→ To do
In the data below, find every line with the string "type" and pull it out.

[Extracted data entries]
☆ ☆ ☆ ☆ ☆

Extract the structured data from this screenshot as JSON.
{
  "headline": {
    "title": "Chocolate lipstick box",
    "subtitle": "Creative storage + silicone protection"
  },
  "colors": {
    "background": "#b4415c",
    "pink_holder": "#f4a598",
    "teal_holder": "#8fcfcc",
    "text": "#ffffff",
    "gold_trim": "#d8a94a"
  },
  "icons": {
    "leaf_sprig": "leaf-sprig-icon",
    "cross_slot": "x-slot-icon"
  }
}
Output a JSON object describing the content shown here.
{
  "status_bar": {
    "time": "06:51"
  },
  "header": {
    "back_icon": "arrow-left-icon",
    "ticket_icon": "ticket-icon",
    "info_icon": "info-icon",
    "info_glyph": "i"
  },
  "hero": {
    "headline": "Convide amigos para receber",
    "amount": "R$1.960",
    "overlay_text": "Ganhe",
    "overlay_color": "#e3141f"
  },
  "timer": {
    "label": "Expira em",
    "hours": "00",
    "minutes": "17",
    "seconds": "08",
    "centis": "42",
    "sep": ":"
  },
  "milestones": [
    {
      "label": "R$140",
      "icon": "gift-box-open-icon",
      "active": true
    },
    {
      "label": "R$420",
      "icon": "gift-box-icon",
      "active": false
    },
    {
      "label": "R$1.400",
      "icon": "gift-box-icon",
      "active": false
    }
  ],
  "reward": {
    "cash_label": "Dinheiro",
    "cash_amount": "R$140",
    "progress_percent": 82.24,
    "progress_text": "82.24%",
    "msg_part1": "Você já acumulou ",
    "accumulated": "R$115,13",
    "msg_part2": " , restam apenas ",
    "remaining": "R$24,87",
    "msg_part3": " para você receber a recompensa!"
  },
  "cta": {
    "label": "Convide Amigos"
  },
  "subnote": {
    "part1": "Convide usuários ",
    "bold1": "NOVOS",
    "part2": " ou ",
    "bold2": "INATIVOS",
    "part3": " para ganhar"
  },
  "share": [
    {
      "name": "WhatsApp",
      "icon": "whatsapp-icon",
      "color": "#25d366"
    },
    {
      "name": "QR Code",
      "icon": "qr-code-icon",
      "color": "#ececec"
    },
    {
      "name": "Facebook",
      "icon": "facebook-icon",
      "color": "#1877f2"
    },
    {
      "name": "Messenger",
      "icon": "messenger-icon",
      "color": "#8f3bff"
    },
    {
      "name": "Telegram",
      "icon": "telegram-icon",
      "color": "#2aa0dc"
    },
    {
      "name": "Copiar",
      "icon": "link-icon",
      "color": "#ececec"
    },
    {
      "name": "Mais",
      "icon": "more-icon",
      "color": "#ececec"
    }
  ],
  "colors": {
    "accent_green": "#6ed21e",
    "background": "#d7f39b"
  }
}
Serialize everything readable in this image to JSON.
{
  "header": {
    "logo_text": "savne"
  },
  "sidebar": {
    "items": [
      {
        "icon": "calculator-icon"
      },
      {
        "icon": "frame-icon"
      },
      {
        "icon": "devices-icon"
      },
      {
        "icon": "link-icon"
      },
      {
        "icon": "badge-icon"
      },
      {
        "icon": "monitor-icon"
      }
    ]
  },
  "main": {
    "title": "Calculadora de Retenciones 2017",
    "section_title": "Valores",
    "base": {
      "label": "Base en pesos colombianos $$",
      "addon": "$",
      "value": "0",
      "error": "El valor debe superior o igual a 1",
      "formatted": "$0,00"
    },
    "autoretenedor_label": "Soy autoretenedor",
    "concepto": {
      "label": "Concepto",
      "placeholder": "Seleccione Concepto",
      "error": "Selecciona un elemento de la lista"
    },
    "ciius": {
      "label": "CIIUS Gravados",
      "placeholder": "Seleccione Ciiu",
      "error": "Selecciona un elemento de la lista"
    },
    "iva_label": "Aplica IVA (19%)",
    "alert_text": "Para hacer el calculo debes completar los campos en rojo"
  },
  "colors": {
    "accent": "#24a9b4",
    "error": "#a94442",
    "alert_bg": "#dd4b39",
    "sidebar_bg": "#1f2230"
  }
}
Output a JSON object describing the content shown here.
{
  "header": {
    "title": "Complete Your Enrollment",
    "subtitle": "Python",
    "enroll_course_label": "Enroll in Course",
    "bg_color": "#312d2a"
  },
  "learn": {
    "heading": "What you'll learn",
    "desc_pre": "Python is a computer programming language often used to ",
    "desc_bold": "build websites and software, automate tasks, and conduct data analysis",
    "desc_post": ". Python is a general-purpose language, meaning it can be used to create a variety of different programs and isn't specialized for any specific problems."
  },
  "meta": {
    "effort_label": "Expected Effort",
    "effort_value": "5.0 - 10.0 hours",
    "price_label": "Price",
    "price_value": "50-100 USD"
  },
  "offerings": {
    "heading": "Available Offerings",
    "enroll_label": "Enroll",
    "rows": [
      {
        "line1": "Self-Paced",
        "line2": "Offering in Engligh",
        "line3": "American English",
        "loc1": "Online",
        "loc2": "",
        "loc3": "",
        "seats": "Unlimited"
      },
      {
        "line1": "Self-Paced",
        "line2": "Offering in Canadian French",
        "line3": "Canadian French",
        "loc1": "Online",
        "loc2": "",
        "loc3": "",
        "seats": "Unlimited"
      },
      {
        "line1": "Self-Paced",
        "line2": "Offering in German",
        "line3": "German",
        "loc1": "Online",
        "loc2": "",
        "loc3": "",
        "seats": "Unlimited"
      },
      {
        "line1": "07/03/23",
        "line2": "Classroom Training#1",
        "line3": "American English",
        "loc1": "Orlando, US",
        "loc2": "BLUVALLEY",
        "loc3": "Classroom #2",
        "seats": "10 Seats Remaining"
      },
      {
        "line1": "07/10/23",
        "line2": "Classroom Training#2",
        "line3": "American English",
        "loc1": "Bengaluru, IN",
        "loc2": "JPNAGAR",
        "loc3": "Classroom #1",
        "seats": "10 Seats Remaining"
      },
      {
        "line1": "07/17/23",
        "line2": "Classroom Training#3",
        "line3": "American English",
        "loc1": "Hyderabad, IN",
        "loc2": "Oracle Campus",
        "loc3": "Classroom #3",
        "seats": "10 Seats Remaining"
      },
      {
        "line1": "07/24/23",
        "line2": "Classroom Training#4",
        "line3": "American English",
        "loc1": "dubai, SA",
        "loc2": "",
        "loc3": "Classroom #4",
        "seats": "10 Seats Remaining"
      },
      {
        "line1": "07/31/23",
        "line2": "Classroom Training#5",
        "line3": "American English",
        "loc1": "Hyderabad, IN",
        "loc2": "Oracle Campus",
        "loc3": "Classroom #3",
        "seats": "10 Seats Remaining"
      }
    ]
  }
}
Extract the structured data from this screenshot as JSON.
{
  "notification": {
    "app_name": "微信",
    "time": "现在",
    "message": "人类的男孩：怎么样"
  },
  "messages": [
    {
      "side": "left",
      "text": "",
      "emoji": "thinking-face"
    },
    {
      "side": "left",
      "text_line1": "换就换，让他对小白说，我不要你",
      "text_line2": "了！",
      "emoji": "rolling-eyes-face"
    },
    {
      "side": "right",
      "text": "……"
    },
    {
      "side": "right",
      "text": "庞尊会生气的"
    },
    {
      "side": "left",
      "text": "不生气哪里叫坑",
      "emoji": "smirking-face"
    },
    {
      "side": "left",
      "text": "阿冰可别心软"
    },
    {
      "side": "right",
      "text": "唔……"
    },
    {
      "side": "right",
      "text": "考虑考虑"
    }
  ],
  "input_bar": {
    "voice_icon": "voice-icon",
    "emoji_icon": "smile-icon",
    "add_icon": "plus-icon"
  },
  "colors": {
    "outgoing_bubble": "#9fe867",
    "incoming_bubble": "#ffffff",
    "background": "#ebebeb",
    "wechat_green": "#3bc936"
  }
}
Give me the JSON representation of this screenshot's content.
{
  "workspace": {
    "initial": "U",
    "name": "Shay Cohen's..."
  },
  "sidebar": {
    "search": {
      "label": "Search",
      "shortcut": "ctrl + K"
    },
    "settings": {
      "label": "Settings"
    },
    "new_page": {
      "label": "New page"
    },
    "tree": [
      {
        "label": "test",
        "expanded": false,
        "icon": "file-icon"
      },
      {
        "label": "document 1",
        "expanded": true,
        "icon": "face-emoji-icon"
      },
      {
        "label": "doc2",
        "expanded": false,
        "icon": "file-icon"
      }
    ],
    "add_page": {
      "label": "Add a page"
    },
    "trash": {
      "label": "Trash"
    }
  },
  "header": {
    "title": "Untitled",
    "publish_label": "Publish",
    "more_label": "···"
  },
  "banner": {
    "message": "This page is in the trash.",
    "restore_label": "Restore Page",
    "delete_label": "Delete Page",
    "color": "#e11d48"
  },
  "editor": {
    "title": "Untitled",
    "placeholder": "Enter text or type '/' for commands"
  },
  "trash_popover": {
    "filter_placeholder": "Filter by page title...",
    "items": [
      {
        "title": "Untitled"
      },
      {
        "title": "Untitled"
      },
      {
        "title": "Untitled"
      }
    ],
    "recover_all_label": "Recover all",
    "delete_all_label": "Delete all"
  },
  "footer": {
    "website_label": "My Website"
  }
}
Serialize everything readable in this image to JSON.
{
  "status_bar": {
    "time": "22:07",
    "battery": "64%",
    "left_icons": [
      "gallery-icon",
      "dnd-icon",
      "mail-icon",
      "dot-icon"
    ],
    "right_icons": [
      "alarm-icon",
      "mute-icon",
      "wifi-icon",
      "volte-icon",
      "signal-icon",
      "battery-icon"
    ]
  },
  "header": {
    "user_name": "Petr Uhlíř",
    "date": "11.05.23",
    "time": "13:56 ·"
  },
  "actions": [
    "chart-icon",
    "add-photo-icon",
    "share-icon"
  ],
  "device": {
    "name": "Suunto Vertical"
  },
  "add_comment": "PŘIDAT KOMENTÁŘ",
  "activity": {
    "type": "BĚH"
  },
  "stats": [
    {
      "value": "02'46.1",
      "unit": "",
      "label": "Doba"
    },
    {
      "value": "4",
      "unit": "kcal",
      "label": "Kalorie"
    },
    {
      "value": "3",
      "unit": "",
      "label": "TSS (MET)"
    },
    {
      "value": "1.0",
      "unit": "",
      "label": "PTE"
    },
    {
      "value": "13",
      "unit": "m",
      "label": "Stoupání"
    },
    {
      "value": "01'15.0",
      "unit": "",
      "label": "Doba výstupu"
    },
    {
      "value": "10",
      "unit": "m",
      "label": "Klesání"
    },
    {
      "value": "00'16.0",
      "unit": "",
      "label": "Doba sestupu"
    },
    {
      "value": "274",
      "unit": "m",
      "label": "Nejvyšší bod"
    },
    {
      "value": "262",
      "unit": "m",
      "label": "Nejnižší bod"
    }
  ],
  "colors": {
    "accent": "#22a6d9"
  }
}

☆ ☆ ☆ ☆ ☆

→ Response to the exercise
    "placeholder": "Enter text or type '/' for commands"
    "type": "BĚH"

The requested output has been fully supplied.